**REQUIRED WORK**.
Which lines in the material below contain the word "JSON"? Copy each of them.

=-=-=

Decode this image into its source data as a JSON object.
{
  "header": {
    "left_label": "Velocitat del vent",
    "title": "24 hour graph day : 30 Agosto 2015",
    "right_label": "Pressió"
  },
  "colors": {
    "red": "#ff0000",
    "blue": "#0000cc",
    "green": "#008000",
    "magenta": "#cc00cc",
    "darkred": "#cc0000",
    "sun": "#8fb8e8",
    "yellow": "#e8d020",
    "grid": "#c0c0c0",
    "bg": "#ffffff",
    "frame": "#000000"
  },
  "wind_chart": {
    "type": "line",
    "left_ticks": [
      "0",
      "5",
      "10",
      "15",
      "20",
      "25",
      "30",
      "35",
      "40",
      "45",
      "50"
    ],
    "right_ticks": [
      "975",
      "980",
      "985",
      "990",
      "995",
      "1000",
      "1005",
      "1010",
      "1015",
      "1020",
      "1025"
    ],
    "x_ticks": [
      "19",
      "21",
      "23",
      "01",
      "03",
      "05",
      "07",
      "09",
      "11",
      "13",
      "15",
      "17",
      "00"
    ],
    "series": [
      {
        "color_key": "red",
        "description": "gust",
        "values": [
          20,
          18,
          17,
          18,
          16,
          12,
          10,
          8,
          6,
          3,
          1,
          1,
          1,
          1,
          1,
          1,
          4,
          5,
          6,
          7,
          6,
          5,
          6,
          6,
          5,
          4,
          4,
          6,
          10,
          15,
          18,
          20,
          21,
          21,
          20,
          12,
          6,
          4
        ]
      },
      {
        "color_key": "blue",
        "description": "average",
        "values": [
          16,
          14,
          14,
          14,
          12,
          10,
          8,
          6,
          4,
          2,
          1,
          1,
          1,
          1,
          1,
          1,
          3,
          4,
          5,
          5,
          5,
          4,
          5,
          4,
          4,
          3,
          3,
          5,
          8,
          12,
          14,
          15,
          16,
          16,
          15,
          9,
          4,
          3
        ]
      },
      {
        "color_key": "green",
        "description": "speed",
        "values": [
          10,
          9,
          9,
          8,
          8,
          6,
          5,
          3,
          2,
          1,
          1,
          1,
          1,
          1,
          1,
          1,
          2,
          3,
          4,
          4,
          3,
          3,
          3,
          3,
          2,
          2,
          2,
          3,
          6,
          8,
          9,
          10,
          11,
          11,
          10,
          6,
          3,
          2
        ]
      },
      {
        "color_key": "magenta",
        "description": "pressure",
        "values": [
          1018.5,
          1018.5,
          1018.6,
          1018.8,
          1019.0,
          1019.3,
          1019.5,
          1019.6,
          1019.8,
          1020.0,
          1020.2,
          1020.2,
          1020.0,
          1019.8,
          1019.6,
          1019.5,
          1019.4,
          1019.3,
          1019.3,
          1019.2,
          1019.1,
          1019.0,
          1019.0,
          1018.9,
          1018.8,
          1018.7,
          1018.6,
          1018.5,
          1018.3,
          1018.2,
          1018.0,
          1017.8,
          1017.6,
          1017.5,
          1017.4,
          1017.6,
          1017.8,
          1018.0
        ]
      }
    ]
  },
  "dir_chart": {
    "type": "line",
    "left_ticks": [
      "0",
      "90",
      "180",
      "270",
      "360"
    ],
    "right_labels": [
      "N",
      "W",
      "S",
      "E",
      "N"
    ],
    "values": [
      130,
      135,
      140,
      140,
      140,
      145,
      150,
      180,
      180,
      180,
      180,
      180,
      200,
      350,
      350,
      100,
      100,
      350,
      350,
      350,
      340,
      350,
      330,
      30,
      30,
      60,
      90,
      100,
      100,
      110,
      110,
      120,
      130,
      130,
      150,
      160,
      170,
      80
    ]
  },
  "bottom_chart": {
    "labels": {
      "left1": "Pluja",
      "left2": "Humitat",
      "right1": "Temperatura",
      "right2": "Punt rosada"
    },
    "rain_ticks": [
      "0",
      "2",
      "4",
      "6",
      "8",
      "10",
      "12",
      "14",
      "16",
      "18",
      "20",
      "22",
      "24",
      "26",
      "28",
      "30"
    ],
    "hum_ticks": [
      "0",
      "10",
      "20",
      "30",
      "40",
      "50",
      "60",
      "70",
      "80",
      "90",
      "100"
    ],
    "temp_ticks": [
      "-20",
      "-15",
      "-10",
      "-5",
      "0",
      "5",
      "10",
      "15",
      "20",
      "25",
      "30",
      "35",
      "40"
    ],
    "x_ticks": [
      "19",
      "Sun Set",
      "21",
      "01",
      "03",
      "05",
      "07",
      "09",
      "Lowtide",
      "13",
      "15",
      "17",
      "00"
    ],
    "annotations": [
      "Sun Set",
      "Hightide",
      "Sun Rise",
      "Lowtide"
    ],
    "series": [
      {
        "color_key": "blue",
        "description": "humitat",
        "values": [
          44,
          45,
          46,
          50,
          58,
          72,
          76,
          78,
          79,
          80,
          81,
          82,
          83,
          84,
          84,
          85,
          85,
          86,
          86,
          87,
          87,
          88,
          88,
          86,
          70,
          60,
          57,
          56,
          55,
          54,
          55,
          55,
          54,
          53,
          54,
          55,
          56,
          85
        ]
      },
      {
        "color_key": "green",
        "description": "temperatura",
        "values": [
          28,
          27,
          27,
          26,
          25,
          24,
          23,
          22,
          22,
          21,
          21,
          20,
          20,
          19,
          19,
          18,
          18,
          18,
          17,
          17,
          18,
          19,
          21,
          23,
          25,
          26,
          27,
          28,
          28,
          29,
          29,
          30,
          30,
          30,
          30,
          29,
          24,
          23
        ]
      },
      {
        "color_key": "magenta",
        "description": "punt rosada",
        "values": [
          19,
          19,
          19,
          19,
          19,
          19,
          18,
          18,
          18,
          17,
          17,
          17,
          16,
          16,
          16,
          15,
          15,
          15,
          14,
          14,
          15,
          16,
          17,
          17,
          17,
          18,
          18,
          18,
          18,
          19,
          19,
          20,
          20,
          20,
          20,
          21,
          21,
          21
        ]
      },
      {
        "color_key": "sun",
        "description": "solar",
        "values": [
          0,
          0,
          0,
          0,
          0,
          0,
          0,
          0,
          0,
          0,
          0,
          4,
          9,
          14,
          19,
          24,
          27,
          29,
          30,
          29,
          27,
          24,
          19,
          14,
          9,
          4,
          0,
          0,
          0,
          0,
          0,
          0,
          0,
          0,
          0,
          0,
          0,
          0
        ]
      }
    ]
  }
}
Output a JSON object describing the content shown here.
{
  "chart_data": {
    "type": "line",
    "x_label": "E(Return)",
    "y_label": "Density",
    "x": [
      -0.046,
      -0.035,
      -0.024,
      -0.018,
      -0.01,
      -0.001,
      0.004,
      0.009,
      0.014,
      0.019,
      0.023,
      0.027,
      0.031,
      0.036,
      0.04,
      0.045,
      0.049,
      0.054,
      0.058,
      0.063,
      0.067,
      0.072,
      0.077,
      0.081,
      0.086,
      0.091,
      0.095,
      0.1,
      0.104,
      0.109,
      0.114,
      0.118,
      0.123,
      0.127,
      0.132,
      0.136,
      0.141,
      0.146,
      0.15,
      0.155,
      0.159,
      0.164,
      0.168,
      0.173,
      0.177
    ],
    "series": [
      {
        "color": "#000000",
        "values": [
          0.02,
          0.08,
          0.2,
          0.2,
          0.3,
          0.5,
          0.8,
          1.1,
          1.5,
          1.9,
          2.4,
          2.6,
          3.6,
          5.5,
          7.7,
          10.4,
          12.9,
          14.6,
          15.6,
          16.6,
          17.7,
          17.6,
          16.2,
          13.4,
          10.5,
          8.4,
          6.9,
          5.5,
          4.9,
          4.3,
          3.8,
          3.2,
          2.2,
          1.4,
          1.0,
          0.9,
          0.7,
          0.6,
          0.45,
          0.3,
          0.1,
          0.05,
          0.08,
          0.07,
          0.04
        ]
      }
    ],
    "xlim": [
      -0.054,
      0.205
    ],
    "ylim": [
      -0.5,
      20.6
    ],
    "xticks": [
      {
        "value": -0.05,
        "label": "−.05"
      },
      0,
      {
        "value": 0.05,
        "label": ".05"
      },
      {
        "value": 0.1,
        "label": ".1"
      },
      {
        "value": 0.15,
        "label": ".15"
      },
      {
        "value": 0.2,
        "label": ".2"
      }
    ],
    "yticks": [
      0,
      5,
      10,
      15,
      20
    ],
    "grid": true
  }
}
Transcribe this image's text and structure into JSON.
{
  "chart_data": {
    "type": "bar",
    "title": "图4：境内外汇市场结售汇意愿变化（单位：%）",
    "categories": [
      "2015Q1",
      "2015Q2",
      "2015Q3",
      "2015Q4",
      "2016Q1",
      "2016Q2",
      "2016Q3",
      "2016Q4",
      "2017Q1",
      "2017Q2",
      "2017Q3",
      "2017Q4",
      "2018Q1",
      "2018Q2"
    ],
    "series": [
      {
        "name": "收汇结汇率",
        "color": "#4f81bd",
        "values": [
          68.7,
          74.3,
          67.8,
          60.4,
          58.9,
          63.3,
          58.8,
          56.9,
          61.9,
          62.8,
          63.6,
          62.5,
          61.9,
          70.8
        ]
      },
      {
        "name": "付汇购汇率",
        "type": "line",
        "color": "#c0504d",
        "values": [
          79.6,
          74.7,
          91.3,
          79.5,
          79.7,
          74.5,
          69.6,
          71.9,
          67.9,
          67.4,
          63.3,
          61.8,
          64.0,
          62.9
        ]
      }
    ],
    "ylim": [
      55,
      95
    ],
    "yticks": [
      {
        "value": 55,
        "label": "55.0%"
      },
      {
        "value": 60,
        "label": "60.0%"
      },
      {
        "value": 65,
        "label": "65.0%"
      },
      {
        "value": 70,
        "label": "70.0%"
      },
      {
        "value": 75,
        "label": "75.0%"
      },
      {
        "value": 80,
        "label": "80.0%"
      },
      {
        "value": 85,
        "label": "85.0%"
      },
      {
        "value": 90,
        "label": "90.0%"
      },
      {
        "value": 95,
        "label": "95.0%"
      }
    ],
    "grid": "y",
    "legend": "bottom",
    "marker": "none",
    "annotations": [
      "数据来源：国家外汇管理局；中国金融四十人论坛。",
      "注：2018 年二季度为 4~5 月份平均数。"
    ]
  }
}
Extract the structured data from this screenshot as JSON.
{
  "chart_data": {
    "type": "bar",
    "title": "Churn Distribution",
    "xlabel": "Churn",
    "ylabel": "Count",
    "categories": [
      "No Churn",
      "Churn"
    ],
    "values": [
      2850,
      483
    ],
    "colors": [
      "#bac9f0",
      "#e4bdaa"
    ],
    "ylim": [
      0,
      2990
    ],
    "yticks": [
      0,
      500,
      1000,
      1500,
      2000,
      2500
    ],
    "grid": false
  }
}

=-=-=

**TASK RESULT**.
Decode this image into its source data as a JSON object.
Output a JSON object describing the content shown here.
Transcribe this image's text and structure into JSON.
Extract the structured data from this screenshot as JSON.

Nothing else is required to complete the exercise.